--- BEGIN DATA SECTION ---

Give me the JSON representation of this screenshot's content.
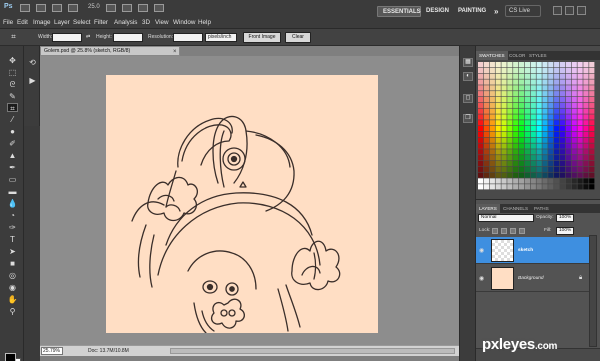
{
  "app": {
    "logo": "Ps",
    "zoom_menu": "25.0"
  },
  "workspace": {
    "essentials": "ESSENTIALS",
    "design": "DESIGN",
    "painting": "PAINTING",
    "more": "»",
    "cs_live": "CS Live"
  },
  "menu": [
    "File",
    "Edit",
    "Image",
    "Layer",
    "Select",
    "Filter",
    "Analysis",
    "3D",
    "View",
    "Window",
    "Help"
  ],
  "options": {
    "width_label": "Width:",
    "height_label": "Height:",
    "resolution_label": "Resolution:",
    "resolution_unit": "pixels/inch",
    "front_image": "Front Image",
    "clear": "Clear"
  },
  "document": {
    "tab_title": "Golem.psd @ 25.8% (sketch, RGB/8)",
    "close": "×",
    "zoom": "25.79%",
    "info": "Doc: 13.7M/10.8M",
    "canvas_color": "#ffdec4"
  },
  "swatch_panel": {
    "tabs": [
      "SWATCHES",
      "COLOR",
      "STYLES"
    ],
    "active": "SWATCHES"
  },
  "layers_panel": {
    "tabs": [
      "LAYERS",
      "CHANNELS",
      "PATHS"
    ],
    "blend_mode": "Normal",
    "opacity_label": "Opacity:",
    "opacity": "100%",
    "lock_label": "Lock:",
    "fill_label": "Fill:",
    "fill": "100%",
    "layers": [
      {
        "name": "sketch",
        "selected": true
      },
      {
        "name": "Background",
        "selected": false
      }
    ]
  },
  "watermark": {
    "main": "pxleyes",
    "suffix": ".com"
  },
  "colors": {
    "selection": "#3e8fe0",
    "panel": "#535353"
  }
}
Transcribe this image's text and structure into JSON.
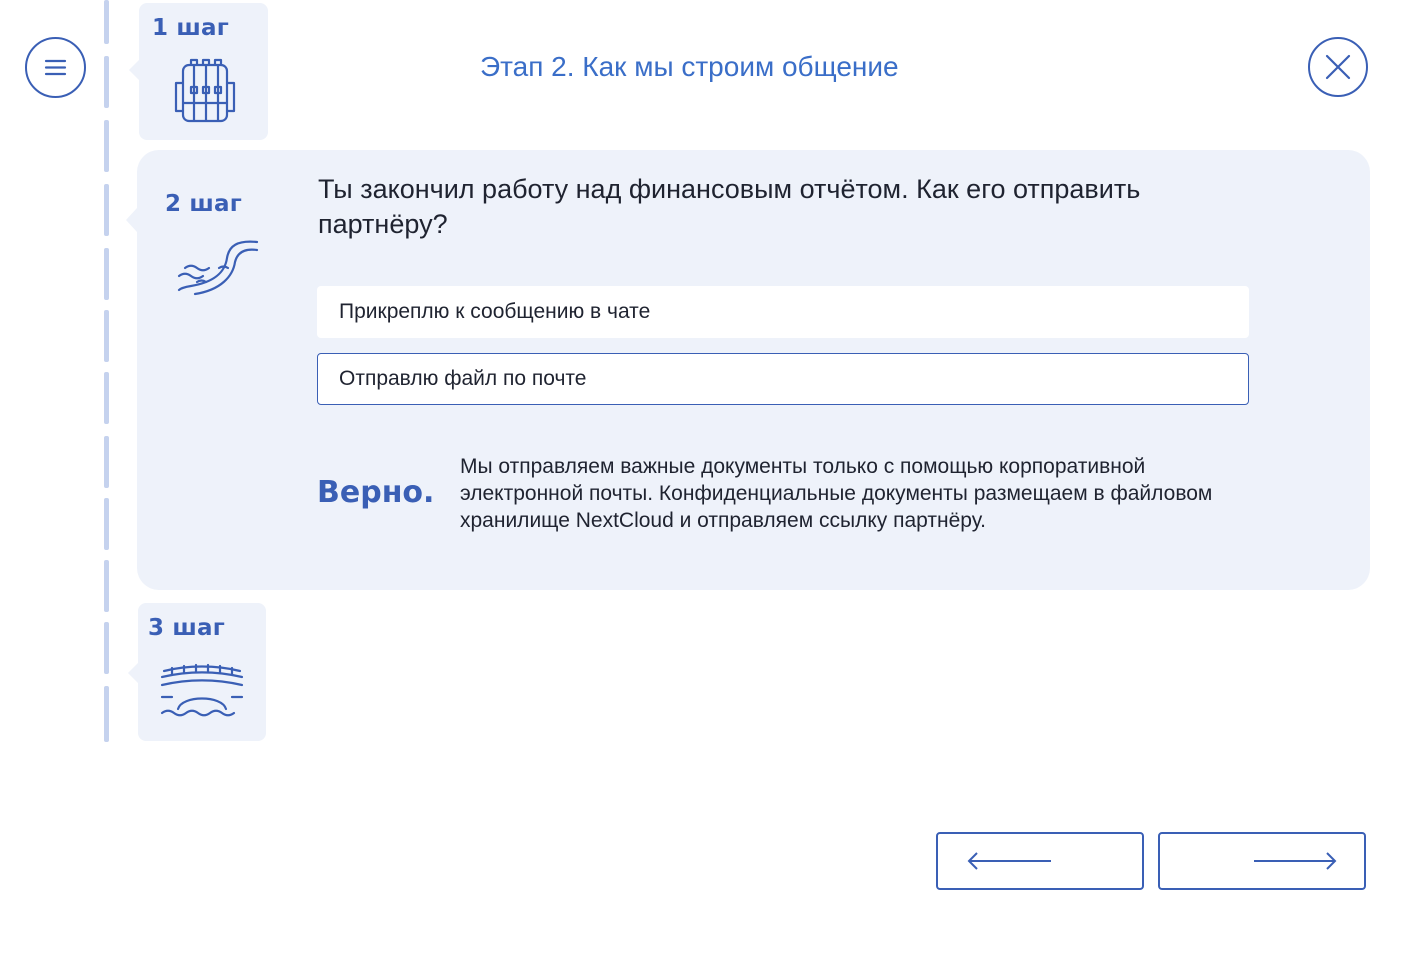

--- END DATA SECTION ---

• [EXERCISE]:
Pictures are to be left out; all else in the entries above is to be quoted exactly.

• [EXERCISE RESULT]:
Give me the JSON representation of this screenshot's content.
{
  "app": {
    "logo": "Ps",
    "zoom_menu": "25.0"
  },
  "workspace": {
    "essentials": "ESSENTIALS",
    "design": "DESIGN",
    "painting": "PAINTING",
    "more": "»",
    "cs_live": "CS Live"
  },
  "menu": [
    "File",
    "Edit",
    "Image",
    "Layer",
    "Select",
    "Filter",
    "Analysis",
    "3D",
    "View",
    "Window",
    "Help"
  ],
  "options": {
    "width_label": "Width:",
    "height_label": "Height:",
    "resolution_label": "Resolution:",
    "resolution_unit": "pixels/inch",
    "front_image": "Front Image",
    "clear": "Clear"
  },
  "document": {
    "tab_title": "Golem.psd @ 25.8% (sketch, RGB/8)",
    "close": "×",
    "zoom": "25.79%",
    "info": "Doc: 13.7M/10.8M",
    "canvas_color": "#ffdec4"
  },
  "swatch_panel": {
    "tabs": [
      "SWATCHES",
      "COLOR",
      "STYLES"
    ],
    "active": "SWATCHES"
  },
  "layers_panel": {
    "tabs": [
      "LAYERS",
      "CHANNELS",
      "PATHS"
    ],
    "blend_mode": "Normal",
    "opacity_label": "Opacity:",
    "opacity": "100%",
    "lock_label": "Lock:",
    "fill_label": "Fill:",
    "fill": "100%",
    "layers": [
      {
        "name": "sketch",
        "selected": true
      },
      {
        "name": "Background",
        "selected": false
      }
    ]
  },
  "watermark": {
    "main": "pxleyes",
    "suffix": ".com"
  },
  "colors": {
    "selection": "#3e8fe0",
    "panel": "#535353"
  }
}
Transcribe this image's text and structure into JSON.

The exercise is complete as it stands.